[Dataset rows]
* * * * * * * * *
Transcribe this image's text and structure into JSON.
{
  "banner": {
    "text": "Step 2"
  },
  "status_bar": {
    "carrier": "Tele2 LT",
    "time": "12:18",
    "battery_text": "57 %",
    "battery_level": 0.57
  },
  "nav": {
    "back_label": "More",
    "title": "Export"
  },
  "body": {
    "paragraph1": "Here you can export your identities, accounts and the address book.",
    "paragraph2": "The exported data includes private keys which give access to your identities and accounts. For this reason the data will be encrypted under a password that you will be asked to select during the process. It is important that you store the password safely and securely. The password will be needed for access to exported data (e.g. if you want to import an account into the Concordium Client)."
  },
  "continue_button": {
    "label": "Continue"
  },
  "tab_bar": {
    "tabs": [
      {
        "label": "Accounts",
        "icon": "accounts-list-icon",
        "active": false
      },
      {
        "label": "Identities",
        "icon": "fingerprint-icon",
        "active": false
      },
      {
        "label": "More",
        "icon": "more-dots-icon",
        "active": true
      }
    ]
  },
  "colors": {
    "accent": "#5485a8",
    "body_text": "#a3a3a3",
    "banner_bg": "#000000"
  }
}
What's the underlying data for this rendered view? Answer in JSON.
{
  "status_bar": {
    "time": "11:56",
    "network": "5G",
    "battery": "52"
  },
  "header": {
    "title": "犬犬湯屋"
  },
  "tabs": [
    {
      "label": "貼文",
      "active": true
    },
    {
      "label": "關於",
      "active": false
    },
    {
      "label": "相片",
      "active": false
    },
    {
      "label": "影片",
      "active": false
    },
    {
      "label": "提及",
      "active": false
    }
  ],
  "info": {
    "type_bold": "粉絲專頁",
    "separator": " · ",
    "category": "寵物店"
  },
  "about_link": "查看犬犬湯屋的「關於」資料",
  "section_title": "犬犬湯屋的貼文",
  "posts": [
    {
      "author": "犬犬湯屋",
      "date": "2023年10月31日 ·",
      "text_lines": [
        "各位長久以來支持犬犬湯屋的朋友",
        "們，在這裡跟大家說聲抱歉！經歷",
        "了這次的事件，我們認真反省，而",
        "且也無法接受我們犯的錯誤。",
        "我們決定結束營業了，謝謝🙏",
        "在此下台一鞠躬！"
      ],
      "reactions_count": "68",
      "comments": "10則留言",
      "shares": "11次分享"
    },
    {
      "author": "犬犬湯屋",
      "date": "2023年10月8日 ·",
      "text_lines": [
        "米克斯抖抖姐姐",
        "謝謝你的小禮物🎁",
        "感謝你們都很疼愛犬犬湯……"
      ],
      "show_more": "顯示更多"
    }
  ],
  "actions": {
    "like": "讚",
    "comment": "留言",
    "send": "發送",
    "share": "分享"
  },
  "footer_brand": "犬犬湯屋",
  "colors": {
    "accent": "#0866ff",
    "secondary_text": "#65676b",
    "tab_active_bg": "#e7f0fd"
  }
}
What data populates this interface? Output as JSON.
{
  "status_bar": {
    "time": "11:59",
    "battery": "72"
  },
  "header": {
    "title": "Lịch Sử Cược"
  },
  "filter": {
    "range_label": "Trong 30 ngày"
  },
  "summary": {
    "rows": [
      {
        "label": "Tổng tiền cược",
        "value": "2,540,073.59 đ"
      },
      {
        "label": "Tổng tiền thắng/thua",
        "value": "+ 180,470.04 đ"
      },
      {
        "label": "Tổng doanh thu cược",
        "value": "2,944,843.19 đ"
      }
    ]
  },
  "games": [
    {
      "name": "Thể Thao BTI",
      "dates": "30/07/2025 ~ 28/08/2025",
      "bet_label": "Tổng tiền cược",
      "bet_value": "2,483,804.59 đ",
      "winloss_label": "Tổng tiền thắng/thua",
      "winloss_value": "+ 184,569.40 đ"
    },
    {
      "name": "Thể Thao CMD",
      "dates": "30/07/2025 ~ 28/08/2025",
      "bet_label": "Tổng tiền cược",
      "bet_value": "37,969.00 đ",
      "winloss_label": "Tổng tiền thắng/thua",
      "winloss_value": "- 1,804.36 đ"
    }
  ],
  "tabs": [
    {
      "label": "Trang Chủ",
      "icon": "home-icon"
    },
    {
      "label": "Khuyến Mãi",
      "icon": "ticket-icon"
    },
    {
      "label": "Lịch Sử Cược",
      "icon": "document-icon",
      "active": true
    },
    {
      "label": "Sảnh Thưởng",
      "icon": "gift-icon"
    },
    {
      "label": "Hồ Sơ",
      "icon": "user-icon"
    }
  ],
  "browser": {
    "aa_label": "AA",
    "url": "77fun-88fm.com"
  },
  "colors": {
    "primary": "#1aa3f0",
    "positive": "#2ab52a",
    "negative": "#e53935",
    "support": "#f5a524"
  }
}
* * * * * * * * *
**Aim of the exercise**
Word for word, restate all of the data shown above.

**Problem solution**
Transcribe this image's text and structure into JSON.
{
  "banner": {
    "text": "Step 2"
  },
  "status_bar": {
    "carrier": "Tele2 LT",
    "time": "12:18",
    "battery_text": "57 %",
    "battery_level": 0.57
  },
  "nav": {
    "back_label": "More",
    "title": "Export"
  },
  "body": {
    "paragraph1": "Here you can export your identities, accounts and the address book.",
    "paragraph2": "The exported data includes private keys which give access to your identities and accounts. For this reason the data will be encrypted under a password that you will be asked to select during the process. It is important that you store the password safely and securely. The password will be needed for access to exported data (e.g. if you want to import an account into the Concordium Client)."
  },
  "continue_button": {
    "label": "Continue"
  },
  "tab_bar": {
    "tabs": [
      {
        "label": "Accounts",
        "icon": "accounts-list-icon",
        "active": false
      },
      {
        "label": "Identities",
        "icon": "fingerprint-icon",
        "active": false
      },
      {
        "label": "More",
        "icon": "more-dots-icon",
        "active": true
      }
    ]
  },
  "colors": {
    "accent": "#5485a8",
    "body_text": "#a3a3a3",
    "banner_bg": "#000000"
  }
}
What's the underlying data for this rendered view? Answer in JSON.
{
  "status_bar": {
    "time": "11:56",
    "network": "5G",
    "battery": "52"
  },
  "header": {
    "title": "犬犬湯屋"
  },
  "tabs": [
    {
      "label": "貼文",
      "active": true
    },
    {
      "label": "關於",
      "active": false
    },
    {
      "label": "相片",
      "active": false
    },
    {
      "label": "影片",
      "active": false
    },
    {
      "label": "提及",
      "active": false
    }
  ],
  "info": {
    "type_bold": "粉絲專頁",
    "separator": " · ",
    "category": "寵物店"
  },
  "about_link": "查看犬犬湯屋的「關於」資料",
  "section_title": "犬犬湯屋的貼文",
  "posts": [
    {
      "author": "犬犬湯屋",
      "date": "2023年10月31日 ·",
      "text_lines": [
        "各位長久以來支持犬犬湯屋的朋友",
        "們，在這裡跟大家說聲抱歉！經歷",
        "了這次的事件，我們認真反省，而",
        "且也無法接受我們犯的錯誤。",
        "我們決定結束營業了，謝謝🙏",
        "在此下台一鞠躬！"
      ],
      "reactions_count": "68",
      "comments": "10則留言",
      "shares": "11次分享"
    },
    {
      "author": "犬犬湯屋",
      "date": "2023年10月8日 ·",
      "text_lines": [
        "米克斯抖抖姐姐",
        "謝謝你的小禮物🎁",
        "感謝你們都很疼愛犬犬湯……"
      ],
      "show_more": "顯示更多"
    }
  ],
  "actions": {
    "like": "讚",
    "comment": "留言",
    "send": "發送",
    "share": "分享"
  },
  "footer_brand": "犬犬湯屋",
  "colors": {
    "accent": "#0866ff",
    "secondary_text": "#65676b",
    "tab_active_bg": "#e7f0fd"
  }
}
What data populates this interface? Output as JSON.
{
  "status_bar": {
    "time": "11:59",
    "battery": "72"
  },
  "header": {
    "title": "Lịch Sử Cược"
  },
  "filter": {
    "range_label": "Trong 30 ngày"
  },
  "summary": {
    "rows": [
      {
        "label": "Tổng tiền cược",
        "value": "2,540,073.59 đ"
      },
      {
        "label": "Tổng tiền thắng/thua",
        "value": "+ 180,470.04 đ"
      },
      {
        "label": "Tổng doanh thu cược",
        "value": "2,944,843.19 đ"
      }
    ]
  },
  "games": [
    {
      "name": "Thể Thao BTI",
      "dates": "30/07/2025 ~ 28/08/2025",
      "bet_label": "Tổng tiền cược",
      "bet_value": "2,483,804.59 đ",
      "winloss_label": "Tổng tiền thắng/thua",
      "winloss_value": "+ 184,569.40 đ"
    },
    {
      "name": "Thể Thao CMD",
      "dates": "30/07/2025 ~ 28/08/2025",
      "bet_label": "Tổng tiền cược",
      "bet_value": "37,969.00 đ",
      "winloss_label": "Tổng tiền thắng/thua",
      "winloss_value": "- 1,804.36 đ"
    }
  ],
  "tabs": [
    {
      "label": "Trang Chủ",
      "icon": "home-icon"
    },
    {
      "label": "Khuyến Mãi",
      "icon": "ticket-icon"
    },
    {
      "label": "Lịch Sử Cược",
      "icon": "document-icon",
      "active": true
    },
    {
      "label": "Sảnh Thưởng",
      "icon": "gift-icon"
    },
    {
      "label": "Hồ Sơ",
      "icon": "user-icon"
    }
  ],
  "browser": {
    "aa_label": "AA",
    "url": "77fun-88fm.com"
  },
  "colors": {
    "primary": "#1aa3f0",
    "positive": "#2ab52a",
    "negative": "#e53935",
    "support": "#f5a524"
  }
}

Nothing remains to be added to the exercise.